Dataset listings of figures
%%

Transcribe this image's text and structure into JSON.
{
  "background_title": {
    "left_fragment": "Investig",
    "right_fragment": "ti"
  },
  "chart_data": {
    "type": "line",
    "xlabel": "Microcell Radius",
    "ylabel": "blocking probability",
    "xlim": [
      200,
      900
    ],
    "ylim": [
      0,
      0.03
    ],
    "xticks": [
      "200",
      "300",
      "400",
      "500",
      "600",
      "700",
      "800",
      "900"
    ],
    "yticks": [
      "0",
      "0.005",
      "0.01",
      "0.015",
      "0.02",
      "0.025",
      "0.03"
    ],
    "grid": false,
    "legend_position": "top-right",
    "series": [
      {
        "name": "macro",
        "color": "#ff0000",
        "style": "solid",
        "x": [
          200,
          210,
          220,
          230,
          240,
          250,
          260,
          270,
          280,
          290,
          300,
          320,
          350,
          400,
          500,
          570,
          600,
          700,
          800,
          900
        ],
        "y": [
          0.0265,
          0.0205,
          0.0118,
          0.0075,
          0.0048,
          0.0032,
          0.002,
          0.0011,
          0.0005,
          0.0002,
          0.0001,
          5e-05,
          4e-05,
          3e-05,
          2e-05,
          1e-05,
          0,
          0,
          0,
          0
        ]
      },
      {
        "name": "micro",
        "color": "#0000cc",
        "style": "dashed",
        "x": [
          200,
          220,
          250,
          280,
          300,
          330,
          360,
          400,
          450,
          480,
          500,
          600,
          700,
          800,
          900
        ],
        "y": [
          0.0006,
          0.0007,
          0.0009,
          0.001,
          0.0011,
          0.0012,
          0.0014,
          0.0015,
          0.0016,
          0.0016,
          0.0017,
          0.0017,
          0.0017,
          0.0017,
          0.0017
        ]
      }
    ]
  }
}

%%

[Exercise description] Your task is to give the records above again, exactly.

[Task output]
Transcribe this image's text and structure into JSON.
{
  "background_title": {
    "left_fragment": "Investig",
    "right_fragment": "ti"
  },
  "chart_data": {
    "type": "line",
    "xlabel": "Microcell Radius",
    "ylabel": "blocking probability",
    "xlim": [
      200,
      900
    ],
    "ylim": [
      0,
      0.03
    ],
    "xticks": [
      "200",
      "300",
      "400",
      "500",
      "600",
      "700",
      "800",
      "900"
    ],
    "yticks": [
      "0",
      "0.005",
      "0.01",
      "0.015",
      "0.02",
      "0.025",
      "0.03"
    ],
    "grid": false,
    "legend_position": "top-right",
    "series": [
      {
        "name": "macro",
        "color": "#ff0000",
        "style": "solid",
        "x": [
          200,
          210,
          220,
          230,
          240,
          250,
          260,
          270,
          280,
          290,
          300,
          320,
          350,
          400,
          500,
          570,
          600,
          700,
          800,
          900
        ],
        "y": [
          0.0265,
          0.0205,
          0.0118,
          0.0075,
          0.0048,
          0.0032,
          0.002,
          0.0011,
          0.0005,
          0.0002,
          0.0001,
          5e-05,
          4e-05,
          3e-05,
          2e-05,
          1e-05,
          0,
          0,
          0,
          0
        ]
      },
      {
        "name": "micro",
        "color": "#0000cc",
        "style": "dashed",
        "x": [
          200,
          220,
          250,
          280,
          300,
          330,
          360,
          400,
          450,
          480,
          500,
          600,
          700,
          800,
          900
        ],
        "y": [
          0.0006,
          0.0007,
          0.0009,
          0.001,
          0.0011,
          0.0012,
          0.0014,
          0.0015,
          0.0016,
          0.0016,
          0.0017,
          0.0017,
          0.0017,
          0.0017,
          0.0017
        ]
      }
    ]
  }
}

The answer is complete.